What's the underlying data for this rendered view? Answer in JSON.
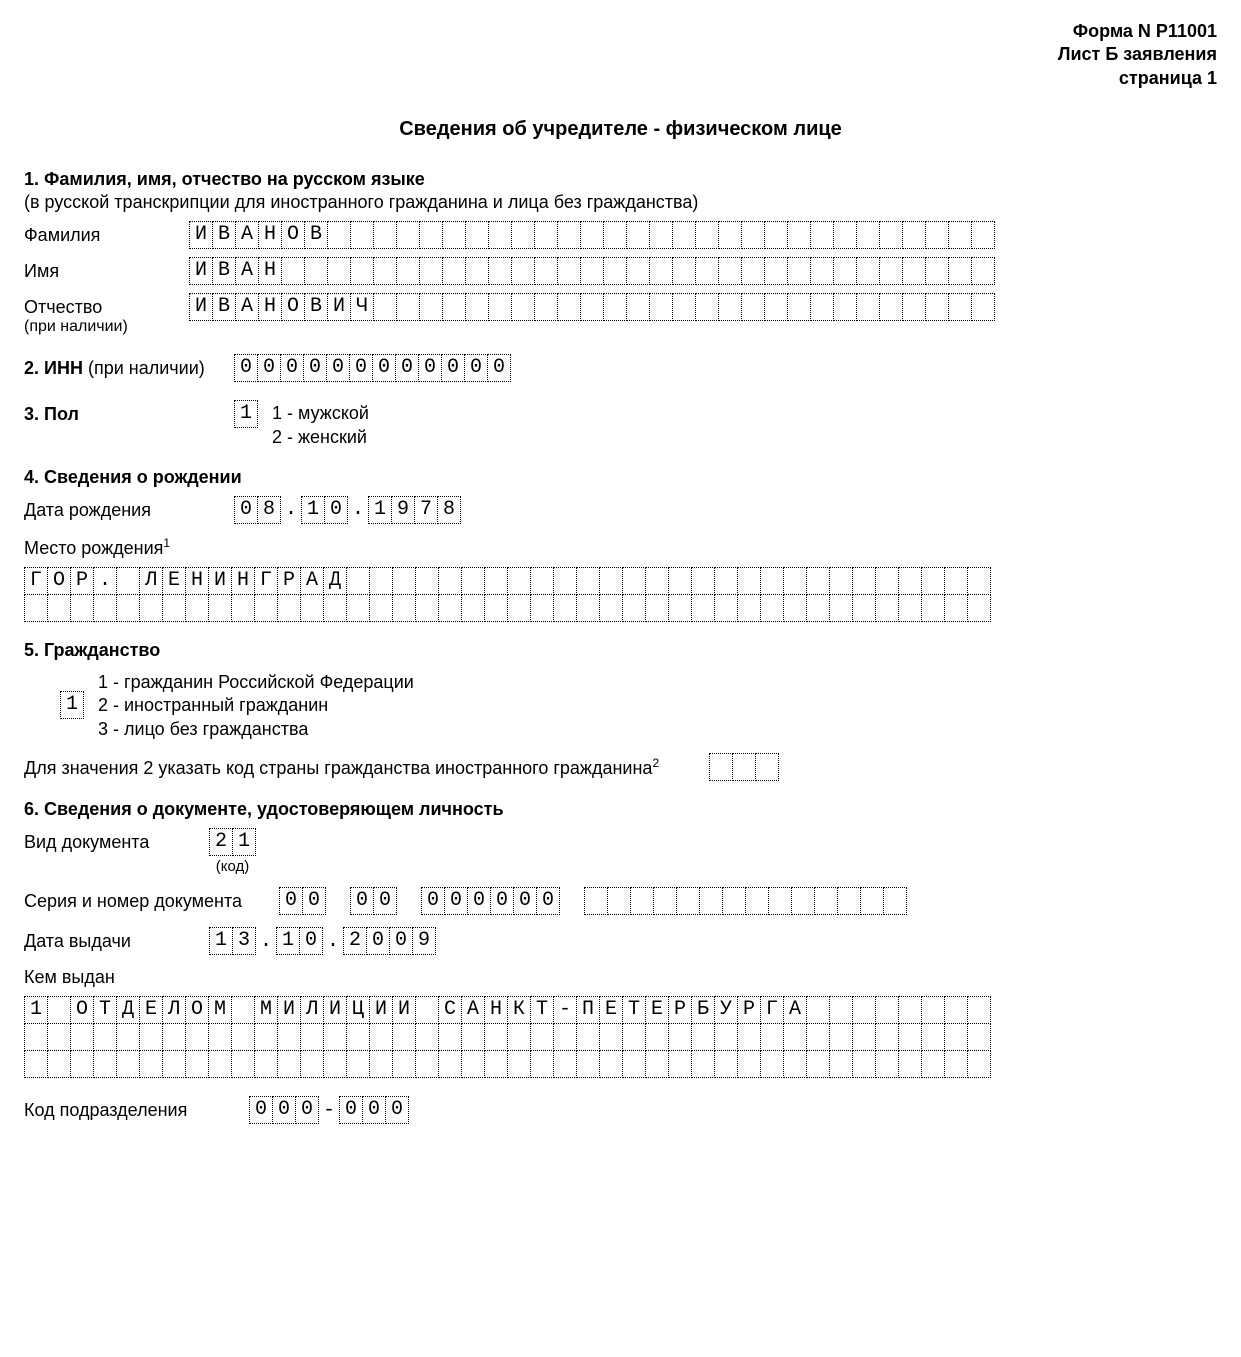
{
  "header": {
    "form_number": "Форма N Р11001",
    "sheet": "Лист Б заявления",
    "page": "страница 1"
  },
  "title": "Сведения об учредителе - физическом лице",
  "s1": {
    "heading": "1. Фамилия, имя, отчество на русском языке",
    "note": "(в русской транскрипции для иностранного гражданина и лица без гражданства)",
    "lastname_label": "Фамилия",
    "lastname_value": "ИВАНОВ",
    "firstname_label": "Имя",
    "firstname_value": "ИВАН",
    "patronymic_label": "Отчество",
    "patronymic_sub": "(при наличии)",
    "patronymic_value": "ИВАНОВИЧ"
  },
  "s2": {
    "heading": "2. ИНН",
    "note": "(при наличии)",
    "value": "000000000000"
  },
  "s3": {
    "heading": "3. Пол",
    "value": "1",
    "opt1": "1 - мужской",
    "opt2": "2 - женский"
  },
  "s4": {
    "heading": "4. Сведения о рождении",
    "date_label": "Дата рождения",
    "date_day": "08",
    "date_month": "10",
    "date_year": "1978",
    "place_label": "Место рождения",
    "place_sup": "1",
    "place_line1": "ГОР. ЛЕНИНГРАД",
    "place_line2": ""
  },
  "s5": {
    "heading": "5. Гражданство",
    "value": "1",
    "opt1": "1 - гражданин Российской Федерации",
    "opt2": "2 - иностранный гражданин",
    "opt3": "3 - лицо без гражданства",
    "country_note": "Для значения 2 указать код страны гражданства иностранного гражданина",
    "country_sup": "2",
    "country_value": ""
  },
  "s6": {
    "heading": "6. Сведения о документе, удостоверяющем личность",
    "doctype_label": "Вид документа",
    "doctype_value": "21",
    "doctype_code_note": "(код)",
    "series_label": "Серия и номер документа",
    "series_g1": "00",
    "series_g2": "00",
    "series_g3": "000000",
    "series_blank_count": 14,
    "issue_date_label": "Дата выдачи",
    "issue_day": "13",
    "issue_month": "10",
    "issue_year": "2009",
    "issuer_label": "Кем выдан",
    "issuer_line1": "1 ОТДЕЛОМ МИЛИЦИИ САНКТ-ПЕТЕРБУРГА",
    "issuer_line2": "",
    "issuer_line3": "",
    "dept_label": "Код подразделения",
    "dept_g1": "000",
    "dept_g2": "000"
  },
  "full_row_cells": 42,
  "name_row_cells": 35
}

----------

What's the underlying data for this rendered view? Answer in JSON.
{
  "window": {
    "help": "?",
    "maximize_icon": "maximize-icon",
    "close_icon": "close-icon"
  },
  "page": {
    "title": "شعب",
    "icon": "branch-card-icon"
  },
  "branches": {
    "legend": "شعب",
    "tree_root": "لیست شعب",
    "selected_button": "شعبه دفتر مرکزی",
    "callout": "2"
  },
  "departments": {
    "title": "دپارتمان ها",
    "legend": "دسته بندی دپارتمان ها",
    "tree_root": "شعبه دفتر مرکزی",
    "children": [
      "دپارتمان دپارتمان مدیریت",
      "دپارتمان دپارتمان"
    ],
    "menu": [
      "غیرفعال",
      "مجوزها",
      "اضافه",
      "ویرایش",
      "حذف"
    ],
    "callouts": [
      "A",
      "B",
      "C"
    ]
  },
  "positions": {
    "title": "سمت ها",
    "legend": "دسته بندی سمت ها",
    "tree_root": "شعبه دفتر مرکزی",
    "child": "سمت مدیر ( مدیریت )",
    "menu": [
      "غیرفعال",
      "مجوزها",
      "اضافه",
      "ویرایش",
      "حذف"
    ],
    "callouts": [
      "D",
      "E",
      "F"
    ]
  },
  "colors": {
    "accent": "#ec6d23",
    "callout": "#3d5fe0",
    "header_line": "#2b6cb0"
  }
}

----------

_WHAT IS ASKED:_ Using the listing above, list every line in which the string "Фамилия" occurs.

_EXERCISE RESULT:_
    "heading": "1. Фамилия, имя, отчество на русском языке",
    "lastname_label": "Фамилия",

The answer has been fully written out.